--- begin Data for this exercise ---

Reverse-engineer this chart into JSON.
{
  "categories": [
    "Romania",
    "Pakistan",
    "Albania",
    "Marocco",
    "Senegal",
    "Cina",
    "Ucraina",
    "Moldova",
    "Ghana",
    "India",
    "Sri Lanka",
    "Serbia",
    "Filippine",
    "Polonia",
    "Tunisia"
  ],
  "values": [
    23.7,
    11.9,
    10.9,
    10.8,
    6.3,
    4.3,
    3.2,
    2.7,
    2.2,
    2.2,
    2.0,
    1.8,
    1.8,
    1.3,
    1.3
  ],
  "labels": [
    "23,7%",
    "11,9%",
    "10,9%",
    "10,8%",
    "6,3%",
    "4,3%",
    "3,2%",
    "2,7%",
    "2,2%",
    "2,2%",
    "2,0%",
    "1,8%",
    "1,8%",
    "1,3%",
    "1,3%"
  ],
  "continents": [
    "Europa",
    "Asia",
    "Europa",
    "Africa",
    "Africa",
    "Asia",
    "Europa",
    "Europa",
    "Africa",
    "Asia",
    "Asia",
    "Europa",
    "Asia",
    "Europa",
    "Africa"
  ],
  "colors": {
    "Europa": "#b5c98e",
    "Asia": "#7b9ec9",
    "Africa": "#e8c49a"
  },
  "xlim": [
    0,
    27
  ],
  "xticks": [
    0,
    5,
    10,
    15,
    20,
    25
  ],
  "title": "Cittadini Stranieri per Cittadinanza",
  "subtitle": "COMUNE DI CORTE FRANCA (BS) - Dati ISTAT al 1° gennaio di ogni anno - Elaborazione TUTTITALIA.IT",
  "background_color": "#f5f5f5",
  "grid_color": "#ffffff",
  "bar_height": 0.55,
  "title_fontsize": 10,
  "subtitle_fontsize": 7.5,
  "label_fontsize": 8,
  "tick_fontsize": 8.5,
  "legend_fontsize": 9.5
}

--- end Data for this exercise ---

All of the data needs to be printed once more, exactly.

Reverse-engineer this chart into JSON.
{
  "categories": [
    "Romania",
    "Pakistan",
    "Albania",
    "Marocco",
    "Senegal",
    "Cina",
    "Ucraina",
    "Moldova",
    "Ghana",
    "India",
    "Sri Lanka",
    "Serbia",
    "Filippine",
    "Polonia",
    "Tunisia"
  ],
  "values": [
    23.7,
    11.9,
    10.9,
    10.8,
    6.3,
    4.3,
    3.2,
    2.7,
    2.2,
    2.2,
    2.0,
    1.8,
    1.8,
    1.3,
    1.3
  ],
  "labels": [
    "23,7%",
    "11,9%",
    "10,9%",
    "10,8%",
    "6,3%",
    "4,3%",
    "3,2%",
    "2,7%",
    "2,2%",
    "2,2%",
    "2,0%",
    "1,8%",
    "1,8%",
    "1,3%",
    "1,3%"
  ],
  "continents": [
    "Europa",
    "Asia",
    "Europa",
    "Africa",
    "Africa",
    "Asia",
    "Europa",
    "Europa",
    "Africa",
    "Asia",
    "Asia",
    "Europa",
    "Asia",
    "Europa",
    "Africa"
  ],
  "colors": {
    "Europa": "#b5c98e",
    "Asia": "#7b9ec9",
    "Africa": "#e8c49a"
  },
  "xlim": [
    0,
    27
  ],
  "xticks": [
    0,
    5,
    10,
    15,
    20,
    25
  ],
  "title": "Cittadini Stranieri per Cittadinanza",
  "subtitle": "COMUNE DI CORTE FRANCA (BS) - Dati ISTAT al 1° gennaio di ogni anno - Elaborazione TUTTITALIA.IT",
  "background_color": "#f5f5f5",
  "grid_color": "#ffffff",
  "bar_height": 0.55,
  "title_fontsize": 10,
  "subtitle_fontsize": 7.5,
  "label_fontsize": 8,
  "tick_fontsize": 8.5,
  "legend_fontsize": 9.5
}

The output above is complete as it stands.